▸ **Aim of the task**:
Take the line that contains "Parse this screenshot: output" and every line after it in the material below, and quote them exactly.

▸ **Source data**:
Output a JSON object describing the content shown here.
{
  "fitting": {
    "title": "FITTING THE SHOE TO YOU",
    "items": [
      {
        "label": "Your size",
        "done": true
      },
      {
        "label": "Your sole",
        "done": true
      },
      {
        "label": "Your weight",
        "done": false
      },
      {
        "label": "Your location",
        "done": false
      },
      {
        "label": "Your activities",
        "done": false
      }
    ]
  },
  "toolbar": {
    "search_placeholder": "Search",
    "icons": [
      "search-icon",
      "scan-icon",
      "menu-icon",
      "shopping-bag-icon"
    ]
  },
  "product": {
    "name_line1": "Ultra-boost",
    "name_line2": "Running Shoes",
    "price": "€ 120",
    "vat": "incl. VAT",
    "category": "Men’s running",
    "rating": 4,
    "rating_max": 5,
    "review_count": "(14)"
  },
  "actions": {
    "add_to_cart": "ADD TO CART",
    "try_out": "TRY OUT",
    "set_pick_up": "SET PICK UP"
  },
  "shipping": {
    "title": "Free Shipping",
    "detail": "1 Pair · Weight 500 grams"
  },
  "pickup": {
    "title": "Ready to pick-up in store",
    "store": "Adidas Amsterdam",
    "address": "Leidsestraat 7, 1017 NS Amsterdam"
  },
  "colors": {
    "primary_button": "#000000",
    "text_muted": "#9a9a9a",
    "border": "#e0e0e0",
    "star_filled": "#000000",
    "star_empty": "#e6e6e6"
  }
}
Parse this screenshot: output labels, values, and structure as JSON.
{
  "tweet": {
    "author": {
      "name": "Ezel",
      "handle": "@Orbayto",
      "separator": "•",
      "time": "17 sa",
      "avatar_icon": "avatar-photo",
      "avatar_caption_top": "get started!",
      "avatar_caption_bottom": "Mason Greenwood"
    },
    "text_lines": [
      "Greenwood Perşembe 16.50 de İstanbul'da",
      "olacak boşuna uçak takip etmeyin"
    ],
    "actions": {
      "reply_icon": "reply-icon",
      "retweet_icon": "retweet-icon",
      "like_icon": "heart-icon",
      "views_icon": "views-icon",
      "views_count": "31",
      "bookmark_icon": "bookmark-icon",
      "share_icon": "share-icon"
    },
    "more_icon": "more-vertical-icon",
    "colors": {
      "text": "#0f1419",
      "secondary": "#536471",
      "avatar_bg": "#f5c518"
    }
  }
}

▸ **Expected answer**:
Parse this screenshot: output labels, values, and structure as JSON.
{
  "tweet": {
    "author": {
      "name": "Ezel",
      "handle": "@Orbayto",
      "separator": "•",
      "time": "17 sa",
      "avatar_icon": "avatar-photo",
      "avatar_caption_top": "get started!",
      "avatar_caption_bottom": "Mason Greenwood"
    },
    "text_lines": [
      "Greenwood Perşembe 16.50 de İstanbul'da",
      "olacak boşuna uçak takip etmeyin"
    ],
    "actions": {
      "reply_icon": "reply-icon",
      "retweet_icon": "retweet-icon",
      "like_icon": "heart-icon",
      "views_icon": "views-icon",
      "views_count": "31",
      "bookmark_icon": "bookmark-icon",
      "share_icon": "share-icon"
    },
    "more_icon": "more-vertical-icon",
    "colors": {
      "text": "#0f1419",
      "secondary": "#536471",
      "avatar_bg": "#f5c518"
    }
  }
}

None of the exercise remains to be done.